──────── Material for this exercise ────────
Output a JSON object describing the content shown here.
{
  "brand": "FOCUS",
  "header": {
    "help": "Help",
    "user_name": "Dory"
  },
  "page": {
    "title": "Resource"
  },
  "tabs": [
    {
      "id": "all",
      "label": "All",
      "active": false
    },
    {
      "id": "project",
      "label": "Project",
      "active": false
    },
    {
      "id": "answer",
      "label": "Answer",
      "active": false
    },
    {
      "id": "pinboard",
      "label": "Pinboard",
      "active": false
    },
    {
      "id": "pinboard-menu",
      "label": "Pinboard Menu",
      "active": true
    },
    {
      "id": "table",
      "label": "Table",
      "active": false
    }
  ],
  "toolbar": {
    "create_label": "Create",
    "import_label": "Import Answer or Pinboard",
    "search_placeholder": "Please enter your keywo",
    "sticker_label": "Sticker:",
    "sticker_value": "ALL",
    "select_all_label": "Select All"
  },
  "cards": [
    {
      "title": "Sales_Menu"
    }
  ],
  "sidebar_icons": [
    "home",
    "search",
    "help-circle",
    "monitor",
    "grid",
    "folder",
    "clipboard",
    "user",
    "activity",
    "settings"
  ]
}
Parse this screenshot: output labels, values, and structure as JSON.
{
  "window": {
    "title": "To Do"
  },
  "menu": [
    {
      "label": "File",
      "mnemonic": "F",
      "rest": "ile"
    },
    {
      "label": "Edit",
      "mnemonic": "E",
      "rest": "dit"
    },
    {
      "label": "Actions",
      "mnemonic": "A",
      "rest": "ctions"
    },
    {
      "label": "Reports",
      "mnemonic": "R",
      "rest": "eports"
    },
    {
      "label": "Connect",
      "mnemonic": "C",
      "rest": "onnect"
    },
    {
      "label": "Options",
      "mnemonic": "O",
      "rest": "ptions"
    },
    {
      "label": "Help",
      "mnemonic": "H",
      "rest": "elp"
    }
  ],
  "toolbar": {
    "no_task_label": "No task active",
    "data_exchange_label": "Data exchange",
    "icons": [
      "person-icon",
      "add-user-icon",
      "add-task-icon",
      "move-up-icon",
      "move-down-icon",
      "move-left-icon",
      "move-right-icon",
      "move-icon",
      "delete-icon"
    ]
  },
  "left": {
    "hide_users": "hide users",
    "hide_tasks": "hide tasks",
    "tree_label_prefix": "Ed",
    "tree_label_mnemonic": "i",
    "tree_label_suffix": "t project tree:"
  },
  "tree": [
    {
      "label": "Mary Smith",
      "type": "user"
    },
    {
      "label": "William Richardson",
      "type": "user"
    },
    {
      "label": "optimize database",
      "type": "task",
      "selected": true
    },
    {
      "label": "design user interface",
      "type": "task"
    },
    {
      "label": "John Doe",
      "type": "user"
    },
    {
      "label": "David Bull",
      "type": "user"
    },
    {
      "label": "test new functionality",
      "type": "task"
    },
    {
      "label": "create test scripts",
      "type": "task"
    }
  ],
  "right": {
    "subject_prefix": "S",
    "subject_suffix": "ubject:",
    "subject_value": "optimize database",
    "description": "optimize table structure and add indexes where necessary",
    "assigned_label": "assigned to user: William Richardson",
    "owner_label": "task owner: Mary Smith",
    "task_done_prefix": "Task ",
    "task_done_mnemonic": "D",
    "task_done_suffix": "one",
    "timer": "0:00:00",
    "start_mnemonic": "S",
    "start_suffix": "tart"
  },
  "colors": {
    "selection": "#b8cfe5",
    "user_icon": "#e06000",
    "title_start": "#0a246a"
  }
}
────────
*Short task*.
Output the records exactly, including every line.

*Solution to the problem*.
Output a JSON object describing the content shown here.
{
  "brand": "FOCUS",
  "header": {
    "help": "Help",
    "user_name": "Dory"
  },
  "page": {
    "title": "Resource"
  },
  "tabs": [
    {
      "id": "all",
      "label": "All",
      "active": false
    },
    {
      "id": "project",
      "label": "Project",
      "active": false
    },
    {
      "id": "answer",
      "label": "Answer",
      "active": false
    },
    {
      "id": "pinboard",
      "label": "Pinboard",
      "active": false
    },
    {
      "id": "pinboard-menu",
      "label": "Pinboard Menu",
      "active": true
    },
    {
      "id": "table",
      "label": "Table",
      "active": false
    }
  ],
  "toolbar": {
    "create_label": "Create",
    "import_label": "Import Answer or Pinboard",
    "search_placeholder": "Please enter your keywo",
    "sticker_label": "Sticker:",
    "sticker_value": "ALL",
    "select_all_label": "Select All"
  },
  "cards": [
    {
      "title": "Sales_Menu"
    }
  ],
  "sidebar_icons": [
    "home",
    "search",
    "help-circle",
    "monitor",
    "grid",
    "folder",
    "clipboard",
    "user",
    "activity",
    "settings"
  ]
}
Parse this screenshot: output labels, values, and structure as JSON.
{
  "window": {
    "title": "To Do"
  },
  "menu": [
    {
      "label": "File",
      "mnemonic": "F",
      "rest": "ile"
    },
    {
      "label": "Edit",
      "mnemonic": "E",
      "rest": "dit"
    },
    {
      "label": "Actions",
      "mnemonic": "A",
      "rest": "ctions"
    },
    {
      "label": "Reports",
      "mnemonic": "R",
      "rest": "eports"
    },
    {
      "label": "Connect",
      "mnemonic": "C",
      "rest": "onnect"
    },
    {
      "label": "Options",
      "mnemonic": "O",
      "rest": "ptions"
    },
    {
      "label": "Help",
      "mnemonic": "H",
      "rest": "elp"
    }
  ],
  "toolbar": {
    "no_task_label": "No task active",
    "data_exchange_label": "Data exchange",
    "icons": [
      "person-icon",
      "add-user-icon",
      "add-task-icon",
      "move-up-icon",
      "move-down-icon",
      "move-left-icon",
      "move-right-icon",
      "move-icon",
      "delete-icon"
    ]
  },
  "left": {
    "hide_users": "hide users",
    "hide_tasks": "hide tasks",
    "tree_label_prefix": "Ed",
    "tree_label_mnemonic": "i",
    "tree_label_suffix": "t project tree:"
  },
  "tree": [
    {
      "label": "Mary Smith",
      "type": "user"
    },
    {
      "label": "William Richardson",
      "type": "user"
    },
    {
      "label": "optimize database",
      "type": "task",
      "selected": true
    },
    {
      "label": "design user interface",
      "type": "task"
    },
    {
      "label": "John Doe",
      "type": "user"
    },
    {
      "label": "David Bull",
      "type": "user"
    },
    {
      "label": "test new functionality",
      "type": "task"
    },
    {
      "label": "create test scripts",
      "type": "task"
    }
  ],
  "right": {
    "subject_prefix": "S",
    "subject_suffix": "ubject:",
    "subject_value": "optimize database",
    "description": "optimize table structure and add indexes where necessary",
    "assigned_label": "assigned to user: William Richardson",
    "owner_label": "task owner: Mary Smith",
    "task_done_prefix": "Task ",
    "task_done_mnemonic": "D",
    "task_done_suffix": "one",
    "timer": "0:00:00",
    "start_mnemonic": "S",
    "start_suffix": "tart"
  },
  "colors": {
    "selection": "#b8cfe5",
    "user_icon": "#e06000",
    "title_start": "#0a246a"
  }
}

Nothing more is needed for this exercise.